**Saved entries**
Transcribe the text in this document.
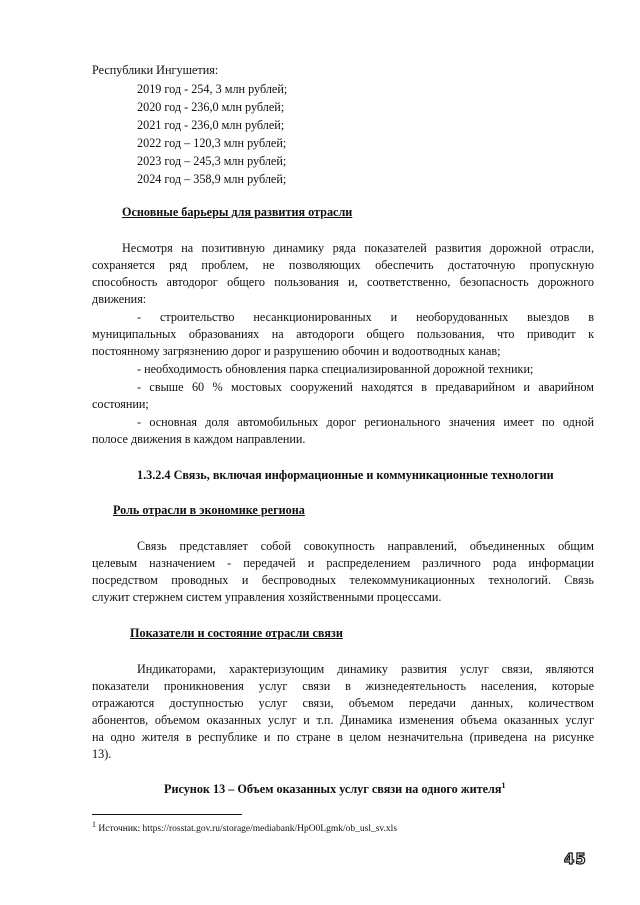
Республики Ингушетия:
2019 год - 254, 3 млн рублей;
2020 год - 236,0 млн рублей;
2021 год - 236,0 млн рублей;
2022 год – 120,3 млн рублей;
2023 год – 245,3 млн рублей;
2024 год – 358,9 млн рублей;
Основные барьеры для развития отрасли
Несмотря на позитивную динамику ряда показателей развития дорожной отрасли,
сохраняется ряд проблем, не позволяющих обеспечить достаточную пропускную
способность автодорог общего пользования и, соответственно, безопасность дорожного
движения:
- строительство несанкционированных и необорудованных выездов в
муниципальных образованиях на автодороги общего пользования, что приводит к
постоянному загрязнению дорог и разрушению обочин и водоотводных канав;
- необходимость обновления парка специализированной дорожной техники;
- свыше 60 % мостовых сооружений находятся в предаварийном и аварийном
состоянии;
- основная доля автомобильных дорог регионального значения имеет по одной
полосе движения в каждом направлении.
1.3.2.4 Связь, включая информационные и коммуникационные технологии
Роль отрасли в экономике региона
Связь представляет собой совокупность направлений, объединенных общим
целевым назначением - передачей и распределением различного рода информации
посредством проводных и беспроводных телекоммуникационных технологий. Связь
служит стержнем систем управления хозяйственными процессами.
Показатели и состояние отрасли связи
Индикаторами, характеризующим динамику развития услуг связи, являются
показатели проникновения услуг связи в жизнедеятельность населения, которые
отражаются доступностью услуг связи, объемом передачи данных, количеством
абонентов, объемом оказанных услуг и т.п. Динамика изменения объема оказанных услуг
на одно жителя в республике и по стране в целом незначительна (приведена на рисунке
13).
Рисунок 13 – Объем оказанных услуг связи на одного жителя$^1$
$^1$ Источник: https://rosstat.gov.ru/storage/mediabank/HpO0Lgmk/ob_usl_sv.xls
45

**What you need to do**
Extract each line holding the word "оказанных" from the records.

**Answer in full**
абонентов, объемом оказанных услуг и т.п. Динамика изменения объема оказанных услуг
Рисунок 13 – Объем оказанных услуг связи на одного жителя$^1$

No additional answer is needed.